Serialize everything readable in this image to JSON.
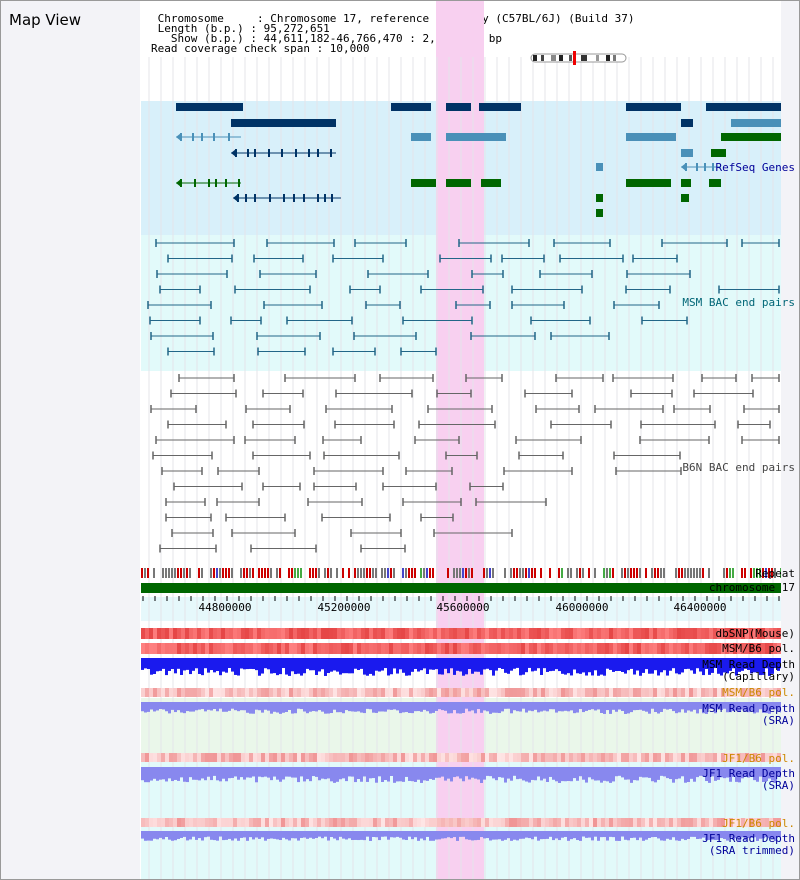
{
  "view_title": "Map View",
  "header": {
    "chromosome_line": " Chromosome     : Chromosome 17, reference assembly (C57BL/6J) (Build 37)",
    "length_line": " Length (b.p.) : 95,272,651",
    "show_line": "   Show (b.p.) : 44,611,182-46,766,470 : 2,155,289 bp",
    "coverage_line": "Read coverage check span : 10,000"
  },
  "tracks": {
    "refseq": "RefSeq Genes",
    "msm_bac": "MSM BAC end pairs",
    "b6n_bac": "B6N BAC end pairs",
    "repeat": "Repeat",
    "chromosome": "chromosome 17",
    "dbsnp": "dbSNP(Mouse)",
    "msm_b6_pol": "MSM/B6 pol.",
    "msm_depth_cap": "MSM Read Depth\n(Capillary)",
    "msm_b6_pol2": "MSM/B6 pol.",
    "msm_depth_sra": "MSM Read Depth\n(SRA)",
    "jf1_b6_pol": "JF1/B6 pol.",
    "jf1_depth_sra": "JF1 Read Depth\n(SRA)",
    "jf1_b6_pol2": "JF1/B6 pol.",
    "jf1_depth_trim": "JF1 Read Depth\n(SRA trimmed)"
  },
  "axis_ticks": [
    "44800000",
    "45200000",
    "45600000",
    "46000000",
    "46400000"
  ],
  "colors": {
    "highlight": "#f8d0f0",
    "refseq_bg": "#d8f0fa",
    "msm_bg": "#e2fafa",
    "gene_dark": "#003366",
    "gene_mid": "#4a90b8",
    "gene_green": "#006600",
    "depth_blue": "#1a1aee",
    "depth_lav": "#8888ee",
    "chrom_green": "#006600"
  }
}
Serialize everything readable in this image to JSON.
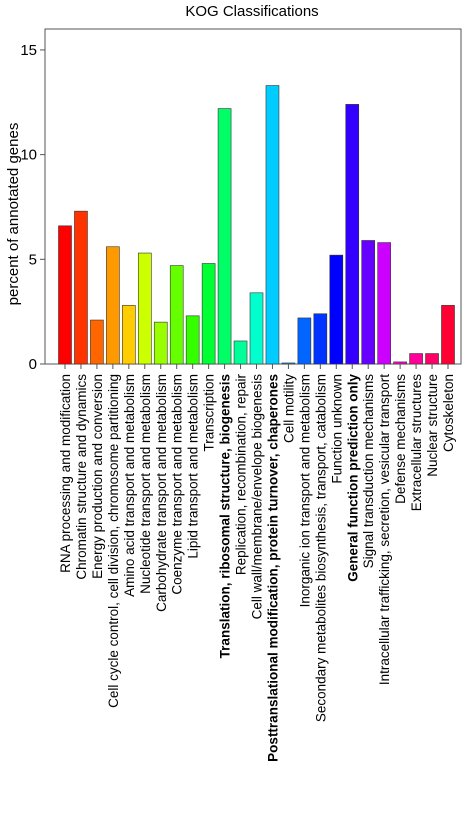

═══

## WORK TASK
Produce the entries above once more, exactly as given, with each picture left out.

## SOLUTION TO THIS EXERCISE
Serialize everything readable in this image to JSON.
{
  "view_title": "Map View",
  "header": {
    "chromosome_line": " Chromosome     : Chromosome 17, reference assembly (C57BL/6J) (Build 37)",
    "length_line": " Length (b.p.) : 95,272,651",
    "show_line": "   Show (b.p.) : 44,611,182-46,766,470 : 2,155,289 bp",
    "coverage_line": "Read coverage check span : 10,000"
  },
  "tracks": {
    "refseq": "RefSeq Genes",
    "msm_bac": "MSM BAC end pairs",
    "b6n_bac": "B6N BAC end pairs",
    "repeat": "Repeat",
    "chromosome": "chromosome 17",
    "dbsnp": "dbSNP(Mouse)",
    "msm_b6_pol": "MSM/B6 pol.",
    "msm_depth_cap": "MSM Read Depth\n(Capillary)",
    "msm_b6_pol2": "MSM/B6 pol.",
    "msm_depth_sra": "MSM Read Depth\n(SRA)",
    "jf1_b6_pol": "JF1/B6 pol.",
    "jf1_depth_sra": "JF1 Read Depth\n(SRA)",
    "jf1_b6_pol2": "JF1/B6 pol.",
    "jf1_depth_trim": "JF1 Read Depth\n(SRA trimmed)"
  },
  "axis_ticks": [
    "44800000",
    "45200000",
    "45600000",
    "46000000",
    "46400000"
  ],
  "colors": {
    "highlight": "#f8d0f0",
    "refseq_bg": "#d8f0fa",
    "msm_bg": "#e2fafa",
    "gene_dark": "#003366",
    "gene_mid": "#4a90b8",
    "gene_green": "#006600",
    "depth_blue": "#1a1aee",
    "depth_lav": "#8888ee",
    "chrom_green": "#006600"
  }
}
Serialize everything readable in this image to JSON.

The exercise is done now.